Given exercise: Check every line of the data below for the string "caption", and copy the ones that hold it.

— Start —

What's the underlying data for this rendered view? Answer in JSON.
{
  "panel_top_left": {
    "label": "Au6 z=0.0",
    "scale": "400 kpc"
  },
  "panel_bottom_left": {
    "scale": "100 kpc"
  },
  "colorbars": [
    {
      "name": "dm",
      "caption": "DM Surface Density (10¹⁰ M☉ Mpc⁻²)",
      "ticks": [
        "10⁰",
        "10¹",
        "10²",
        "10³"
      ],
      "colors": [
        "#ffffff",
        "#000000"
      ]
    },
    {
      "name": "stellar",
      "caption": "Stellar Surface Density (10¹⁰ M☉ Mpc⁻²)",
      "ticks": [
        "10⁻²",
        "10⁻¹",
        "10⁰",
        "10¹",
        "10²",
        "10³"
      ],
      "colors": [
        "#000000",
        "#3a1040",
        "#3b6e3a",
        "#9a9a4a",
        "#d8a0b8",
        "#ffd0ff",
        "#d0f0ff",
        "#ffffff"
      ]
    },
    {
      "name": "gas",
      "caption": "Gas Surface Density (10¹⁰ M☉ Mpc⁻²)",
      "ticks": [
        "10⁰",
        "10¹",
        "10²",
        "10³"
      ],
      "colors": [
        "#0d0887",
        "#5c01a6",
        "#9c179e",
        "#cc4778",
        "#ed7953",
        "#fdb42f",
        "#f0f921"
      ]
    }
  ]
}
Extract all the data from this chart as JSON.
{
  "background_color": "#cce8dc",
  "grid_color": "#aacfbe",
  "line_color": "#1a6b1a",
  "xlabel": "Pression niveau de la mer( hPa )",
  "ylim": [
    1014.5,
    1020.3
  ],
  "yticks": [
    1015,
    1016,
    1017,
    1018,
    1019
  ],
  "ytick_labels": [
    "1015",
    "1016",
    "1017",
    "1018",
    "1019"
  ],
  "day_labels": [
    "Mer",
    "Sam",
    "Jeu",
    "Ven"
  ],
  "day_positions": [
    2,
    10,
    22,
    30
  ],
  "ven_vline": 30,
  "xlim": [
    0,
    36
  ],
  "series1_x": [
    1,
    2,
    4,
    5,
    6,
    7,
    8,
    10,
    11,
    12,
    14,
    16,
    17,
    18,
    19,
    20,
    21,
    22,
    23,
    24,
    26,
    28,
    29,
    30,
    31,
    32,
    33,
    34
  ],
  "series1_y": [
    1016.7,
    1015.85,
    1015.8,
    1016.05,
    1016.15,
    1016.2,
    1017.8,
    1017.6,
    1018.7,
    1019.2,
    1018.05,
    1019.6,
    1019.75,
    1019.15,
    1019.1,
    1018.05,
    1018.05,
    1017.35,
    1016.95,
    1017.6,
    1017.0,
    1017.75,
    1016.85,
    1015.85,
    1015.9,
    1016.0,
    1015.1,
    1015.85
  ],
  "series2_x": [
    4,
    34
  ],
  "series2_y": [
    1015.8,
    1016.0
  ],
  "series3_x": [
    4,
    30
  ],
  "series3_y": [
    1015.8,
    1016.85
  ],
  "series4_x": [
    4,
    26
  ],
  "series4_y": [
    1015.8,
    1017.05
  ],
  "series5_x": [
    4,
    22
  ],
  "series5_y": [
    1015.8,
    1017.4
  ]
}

— End —

Written solution:
      "caption": "DM Surface Density (10¹⁰ M☉ Mpc⁻²)",
      "caption": "Stellar Surface Density (10¹⁰ M☉ Mpc⁻²)",
      "caption": "Gas Surface Density (10¹⁰ M☉ Mpc⁻²)",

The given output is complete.